Task requirements
Restate the material word for word and leave out anything that is a picture.

=== Data for this exercise ===

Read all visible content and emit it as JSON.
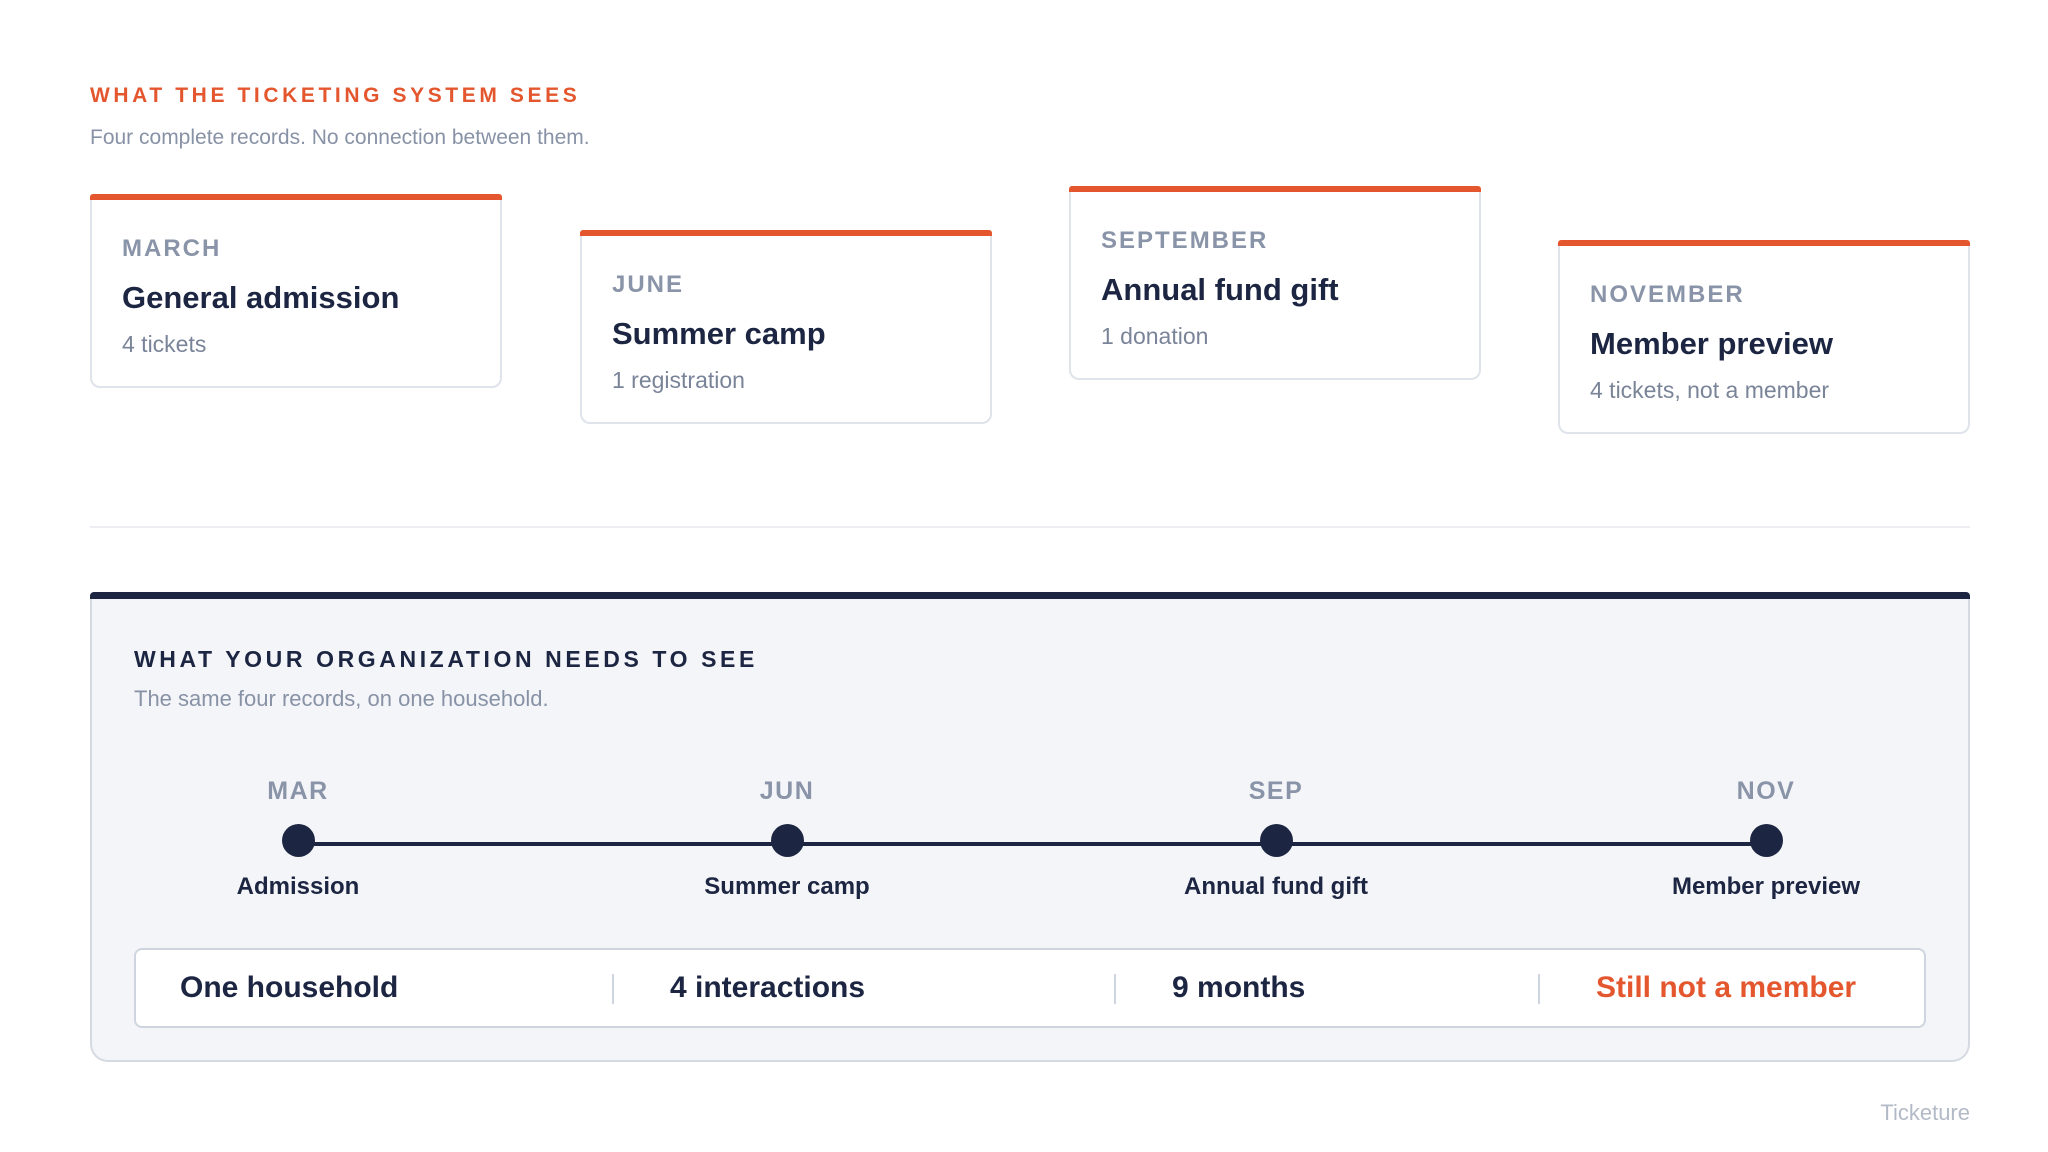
{
  "top_section": {
    "title": "WHAT THE TICKETING SYSTEM SEES",
    "subtitle": "Four complete records. No connection between them.",
    "cards": [
      {
        "month": "MARCH",
        "title": "General admission",
        "detail": "4 tickets"
      },
      {
        "month": "JUNE",
        "title": "Summer camp",
        "detail": "1 registration"
      },
      {
        "month": "SEPTEMBER",
        "title": "Annual fund gift",
        "detail": "1 donation"
      },
      {
        "month": "NOVEMBER",
        "title": "Member preview",
        "detail": "4 tickets, not a member"
      }
    ]
  },
  "bottom_section": {
    "title": "WHAT YOUR ORGANIZATION NEEDS TO SEE",
    "subtitle": "The same four records, on one household.",
    "timeline": [
      {
        "month": "MAR",
        "label": "Admission"
      },
      {
        "month": "JUN",
        "label": "Summer camp"
      },
      {
        "month": "SEP",
        "label": "Annual fund gift"
      },
      {
        "month": "NOV",
        "label": "Member preview"
      }
    ],
    "summary": [
      "One household",
      "4 interactions",
      "9 months",
      "Still not a member"
    ]
  },
  "brand": "Ticketure",
  "colors": {
    "accent": "#e4572e",
    "navy": "#1c2541",
    "muted": "#8a94a8"
  }
}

===

Solution below
Read all visible content and emit it as JSON.
{
  "top_section": {
    "title": "WHAT THE TICKETING SYSTEM SEES",
    "subtitle": "Four complete records. No connection between them.",
    "cards": [
      {
        "month": "MARCH",
        "title": "General admission",
        "detail": "4 tickets"
      },
      {
        "month": "JUNE",
        "title": "Summer camp",
        "detail": "1 registration"
      },
      {
        "month": "SEPTEMBER",
        "title": "Annual fund gift",
        "detail": "1 donation"
      },
      {
        "month": "NOVEMBER",
        "title": "Member preview",
        "detail": "4 tickets, not a member"
      }
    ]
  },
  "bottom_section": {
    "title": "WHAT YOUR ORGANIZATION NEEDS TO SEE",
    "subtitle": "The same four records, on one household.",
    "timeline": [
      {
        "month": "MAR",
        "label": "Admission"
      },
      {
        "month": "JUN",
        "label": "Summer camp"
      },
      {
        "month": "SEP",
        "label": "Annual fund gift"
      },
      {
        "month": "NOV",
        "label": "Member preview"
      }
    ],
    "summary": [
      "One household",
      "4 interactions",
      "9 months",
      "Still not a member"
    ]
  },
  "brand": "Ticketure",
  "colors": {
    "accent": "#e4572e",
    "navy": "#1c2541",
    "muted": "#8a94a8"
  }
}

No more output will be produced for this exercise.